# REQUIREMENTS
Identify the lines bearing the string "this" and gather them.

Dataset records

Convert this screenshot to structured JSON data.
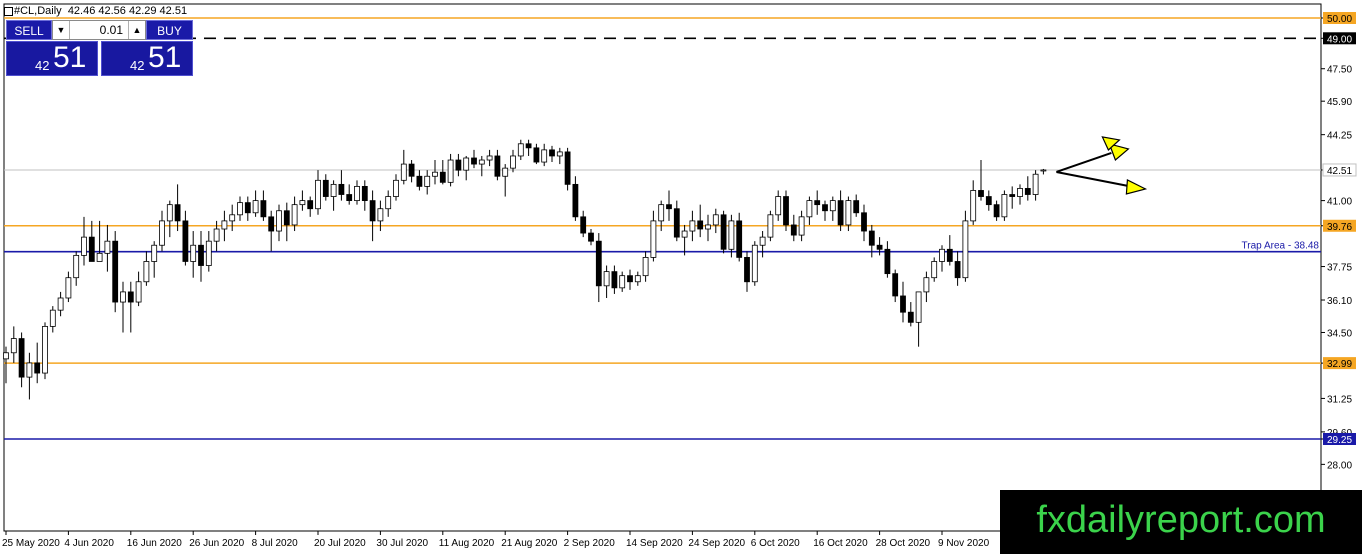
{
  "header": {
    "symbol": "#CL,Daily",
    "ohlc": "42.46 42.56 42.29 42.51"
  },
  "trade_panel": {
    "sell_label": "SELL",
    "buy_label": "BUY",
    "lot_value": "0.01",
    "sell_price_small": "42",
    "sell_price_big": "51",
    "buy_price_small": "42",
    "buy_price_big": "51"
  },
  "watermark": "fxdailyreport.com",
  "chart_data": {
    "type": "candlestick",
    "ylim": [
      26.5,
      51.5
    ],
    "y_ticks": [
      "50.00",
      "49.00",
      "47.50",
      "45.90",
      "44.25",
      "42.51",
      "41.00",
      "39.76",
      "37.75",
      "36.10",
      "34.50",
      "32.99",
      "31.25",
      "29.60",
      "29.25",
      "28.00"
    ],
    "x_ticks": [
      {
        "label": "25 May 2020",
        "i": 0
      },
      {
        "label": "4 Jun 2020",
        "i": 8
      },
      {
        "label": "16 Jun 2020",
        "i": 16
      },
      {
        "label": "26 Jun 2020",
        "i": 24
      },
      {
        "label": "8 Jul 2020",
        "i": 32
      },
      {
        "label": "20 Jul 2020",
        "i": 40
      },
      {
        "label": "30 Jul 2020",
        "i": 48
      },
      {
        "label": "11 Aug 2020",
        "i": 56
      },
      {
        "label": "21 Aug 2020",
        "i": 64
      },
      {
        "label": "2 Sep 2020",
        "i": 72
      },
      {
        "label": "14 Sep 2020",
        "i": 80
      },
      {
        "label": "24 Sep 2020",
        "i": 88
      },
      {
        "label": "6 Oct 2020",
        "i": 96
      },
      {
        "label": "16 Oct 2020",
        "i": 104
      },
      {
        "label": "28 Oct 2020",
        "i": 112
      },
      {
        "label": "9 Nov 2020",
        "i": 120
      }
    ],
    "horizontal_lines": [
      {
        "value": 50.0,
        "color": "#f5a623",
        "style": "solid",
        "label": "50.00"
      },
      {
        "value": 49.0,
        "color": "#000000",
        "style": "dashed",
        "label": "49.00"
      },
      {
        "value": 42.51,
        "color": "#c0c0c0",
        "style": "solid",
        "label": "42.51"
      },
      {
        "value": 39.76,
        "color": "#f5a623",
        "style": "solid",
        "label": "39.76"
      },
      {
        "value": 38.48,
        "color": "#1a1aa8",
        "style": "solid",
        "label": "Trap Area - 38.48"
      },
      {
        "value": 32.99,
        "color": "#f5a623",
        "style": "solid",
        "label": "32.99"
      },
      {
        "value": 29.25,
        "color": "#1a1aa8",
        "style": "solid",
        "label": "29.25"
      }
    ],
    "colors": {
      "bull": "#ffffff",
      "bear": "#000000",
      "orange": "#f5a623",
      "blue": "#1a1aa8",
      "arrow": "#ffff00"
    },
    "candles": [
      [
        33.2,
        33.8,
        32.0,
        33.5
      ],
      [
        33.5,
        34.8,
        33.0,
        34.2
      ],
      [
        34.2,
        34.5,
        31.8,
        32.3
      ],
      [
        32.3,
        33.5,
        31.2,
        33.0
      ],
      [
        33.0,
        34.0,
        32.0,
        32.5
      ],
      [
        32.5,
        35.0,
        32.2,
        34.8
      ],
      [
        34.8,
        35.8,
        34.5,
        35.6
      ],
      [
        35.6,
        36.5,
        35.3,
        36.2
      ],
      [
        36.2,
        37.5,
        36.0,
        37.2
      ],
      [
        37.2,
        38.5,
        36.8,
        38.3
      ],
      [
        38.3,
        40.2,
        37.8,
        39.2
      ],
      [
        39.2,
        40.0,
        38.0,
        38.0
      ],
      [
        38.0,
        40.0,
        38.0,
        38.4
      ],
      [
        38.4,
        39.8,
        37.5,
        39.0
      ],
      [
        39.0,
        39.5,
        35.5,
        36.0
      ],
      [
        36.0,
        37.0,
        34.5,
        36.5
      ],
      [
        36.5,
        37.0,
        34.5,
        36.0
      ],
      [
        36.0,
        37.5,
        35.8,
        37.0
      ],
      [
        37.0,
        38.5,
        36.8,
        38.0
      ],
      [
        38.0,
        39.0,
        37.2,
        38.8
      ],
      [
        38.8,
        40.5,
        38.5,
        40.0
      ],
      [
        40.0,
        41.0,
        39.2,
        40.8
      ],
      [
        40.8,
        41.8,
        39.5,
        40.0
      ],
      [
        40.0,
        40.5,
        37.8,
        38.0
      ],
      [
        38.0,
        39.5,
        37.2,
        38.8
      ],
      [
        38.8,
        39.5,
        37.0,
        37.8
      ],
      [
        37.8,
        39.5,
        37.5,
        39.0
      ],
      [
        39.0,
        40.0,
        38.5,
        39.6
      ],
      [
        39.6,
        40.5,
        39.0,
        40.0
      ],
      [
        40.0,
        40.8,
        39.5,
        40.3
      ],
      [
        40.3,
        41.2,
        40.0,
        40.9
      ],
      [
        40.9,
        41.2,
        40.0,
        40.4
      ],
      [
        40.4,
        41.5,
        40.2,
        41.0
      ],
      [
        41.0,
        41.5,
        40.0,
        40.2
      ],
      [
        40.2,
        40.5,
        38.5,
        39.5
      ],
      [
        39.5,
        40.8,
        39.0,
        40.5
      ],
      [
        40.5,
        40.9,
        39.0,
        39.8
      ],
      [
        39.8,
        41.2,
        39.5,
        40.8
      ],
      [
        40.8,
        41.5,
        40.5,
        41.0
      ],
      [
        41.0,
        41.2,
        40.2,
        40.6
      ],
      [
        40.6,
        42.5,
        40.3,
        42.0
      ],
      [
        42.0,
        42.3,
        41.0,
        41.2
      ],
      [
        41.2,
        42.0,
        40.5,
        41.8
      ],
      [
        41.8,
        42.5,
        41.0,
        41.3
      ],
      [
        41.3,
        41.8,
        40.8,
        41.0
      ],
      [
        41.0,
        42.0,
        40.8,
        41.7
      ],
      [
        41.7,
        42.0,
        40.5,
        41.0
      ],
      [
        41.0,
        41.5,
        39.0,
        40.0
      ],
      [
        40.0,
        41.0,
        39.5,
        40.6
      ],
      [
        40.6,
        41.5,
        40.2,
        41.2
      ],
      [
        41.2,
        42.3,
        41.0,
        42.0
      ],
      [
        42.0,
        43.5,
        41.8,
        42.8
      ],
      [
        42.8,
        43.0,
        41.9,
        42.2
      ],
      [
        42.2,
        42.5,
        41.5,
        41.7
      ],
      [
        41.7,
        42.5,
        41.3,
        42.2
      ],
      [
        42.2,
        43.0,
        41.8,
        42.4
      ],
      [
        42.4,
        43.0,
        41.8,
        41.9
      ],
      [
        41.9,
        43.3,
        41.7,
        43.0
      ],
      [
        43.0,
        43.3,
        42.2,
        42.5
      ],
      [
        42.5,
        43.2,
        42.0,
        43.1
      ],
      [
        43.1,
        43.5,
        42.6,
        42.8
      ],
      [
        42.8,
        43.2,
        42.2,
        43.0
      ],
      [
        43.0,
        43.5,
        42.7,
        43.2
      ],
      [
        43.2,
        43.5,
        42.0,
        42.2
      ],
      [
        42.2,
        42.8,
        41.2,
        42.6
      ],
      [
        42.6,
        43.5,
        42.4,
        43.2
      ],
      [
        43.2,
        44.0,
        43.0,
        43.8
      ],
      [
        43.8,
        44.0,
        43.2,
        43.6
      ],
      [
        43.6,
        43.8,
        42.8,
        42.9
      ],
      [
        42.9,
        43.8,
        42.7,
        43.5
      ],
      [
        43.5,
        43.7,
        42.9,
        43.2
      ],
      [
        43.2,
        43.6,
        42.8,
        43.4
      ],
      [
        43.4,
        43.6,
        41.5,
        41.8
      ],
      [
        41.8,
        42.2,
        40.0,
        40.2
      ],
      [
        40.2,
        40.5,
        39.2,
        39.4
      ],
      [
        39.4,
        39.6,
        38.8,
        39.0
      ],
      [
        39.0,
        39.4,
        36.0,
        36.8
      ],
      [
        36.8,
        37.8,
        36.2,
        37.5
      ],
      [
        37.5,
        37.8,
        36.4,
        36.7
      ],
      [
        36.7,
        37.5,
        36.5,
        37.3
      ],
      [
        37.3,
        37.6,
        36.6,
        37.0
      ],
      [
        37.0,
        37.5,
        36.8,
        37.3
      ],
      [
        37.3,
        38.5,
        37.0,
        38.2
      ],
      [
        38.2,
        40.5,
        38.0,
        40.0
      ],
      [
        40.0,
        41.0,
        39.5,
        40.8
      ],
      [
        40.8,
        41.5,
        40.0,
        40.6
      ],
      [
        40.6,
        41.0,
        39.0,
        39.2
      ],
      [
        39.2,
        39.8,
        38.3,
        39.5
      ],
      [
        39.5,
        40.5,
        39.0,
        40.0
      ],
      [
        40.0,
        40.8,
        39.2,
        39.6
      ],
      [
        39.6,
        40.3,
        39.0,
        39.8
      ],
      [
        39.8,
        40.6,
        39.4,
        40.3
      ],
      [
        40.3,
        40.5,
        38.4,
        38.6
      ],
      [
        38.6,
        40.3,
        38.2,
        40.0
      ],
      [
        40.0,
        40.4,
        38.0,
        38.2
      ],
      [
        38.2,
        38.5,
        36.5,
        37.0
      ],
      [
        37.0,
        39.0,
        36.8,
        38.8
      ],
      [
        38.8,
        39.5,
        38.2,
        39.2
      ],
      [
        39.2,
        40.5,
        39.0,
        40.3
      ],
      [
        40.3,
        41.5,
        40.0,
        41.2
      ],
      [
        41.2,
        41.5,
        39.5,
        39.8
      ],
      [
        39.8,
        40.3,
        39.0,
        39.3
      ],
      [
        39.3,
        40.5,
        39.0,
        40.2
      ],
      [
        40.2,
        41.2,
        39.8,
        41.0
      ],
      [
        41.0,
        41.5,
        40.3,
        40.8
      ],
      [
        40.8,
        41.0,
        40.0,
        40.5
      ],
      [
        40.5,
        41.2,
        40.0,
        41.0
      ],
      [
        41.0,
        41.5,
        39.5,
        39.8
      ],
      [
        39.8,
        41.2,
        39.5,
        41.0
      ],
      [
        41.0,
        41.3,
        40.2,
        40.4
      ],
      [
        40.4,
        40.8,
        39.0,
        39.5
      ],
      [
        39.5,
        39.8,
        38.2,
        38.8
      ],
      [
        38.8,
        39.2,
        38.3,
        38.6
      ],
      [
        38.6,
        39.0,
        37.2,
        37.4
      ],
      [
        37.4,
        37.6,
        36.0,
        36.3
      ],
      [
        36.3,
        37.0,
        35.0,
        35.5
      ],
      [
        35.5,
        36.0,
        34.8,
        35.0
      ],
      [
        35.0,
        35.5,
        33.8,
        36.5
      ],
      [
        36.5,
        37.5,
        36.0,
        37.2
      ],
      [
        37.2,
        38.2,
        37.0,
        38.0
      ],
      [
        38.0,
        38.8,
        37.5,
        38.6
      ],
      [
        38.6,
        39.3,
        37.8,
        38.0
      ],
      [
        38.0,
        38.5,
        36.8,
        37.2
      ],
      [
        37.2,
        40.5,
        37.0,
        40.0
      ],
      [
        40.0,
        42.0,
        39.8,
        41.5
      ],
      [
        41.5,
        43.0,
        41.0,
        41.2
      ],
      [
        41.2,
        41.5,
        40.5,
        40.8
      ],
      [
        40.8,
        41.0,
        40.0,
        40.2
      ],
      [
        40.2,
        41.5,
        40.0,
        41.3
      ],
      [
        41.3,
        41.7,
        40.6,
        41.2
      ],
      [
        41.2,
        41.8,
        40.8,
        41.6
      ],
      [
        41.6,
        42.2,
        41.0,
        41.3
      ],
      [
        41.3,
        42.5,
        41.0,
        42.3
      ],
      [
        42.46,
        42.56,
        42.29,
        42.51
      ]
    ]
  }
}
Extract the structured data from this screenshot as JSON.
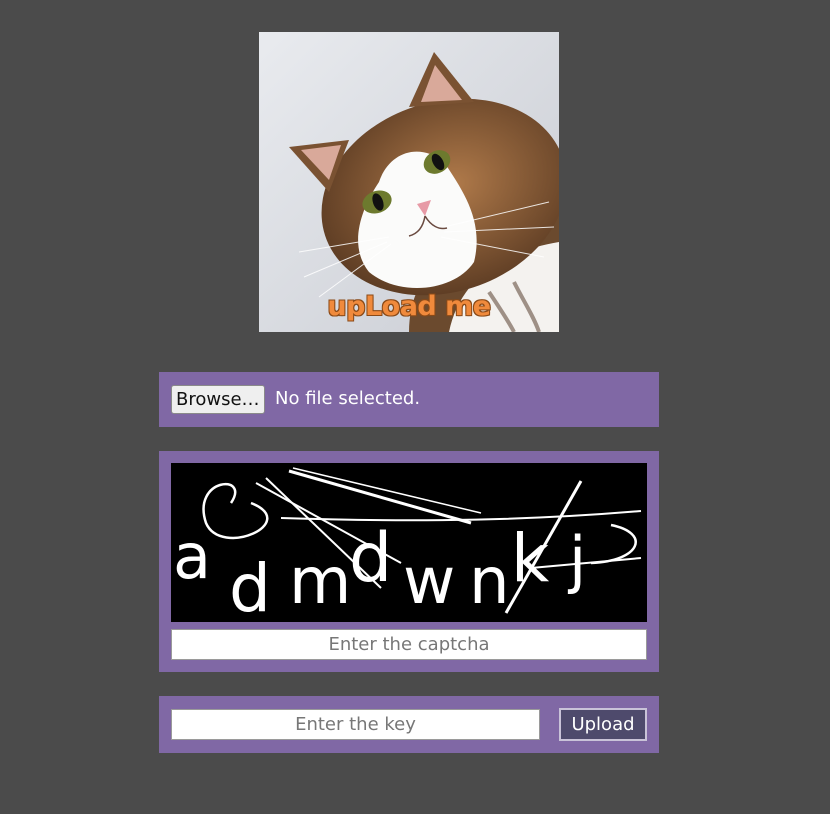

# EXPECTED ANSWER
Convert this screenshot to structured JSON data.
Extract the structured data from this screenshot as JSON.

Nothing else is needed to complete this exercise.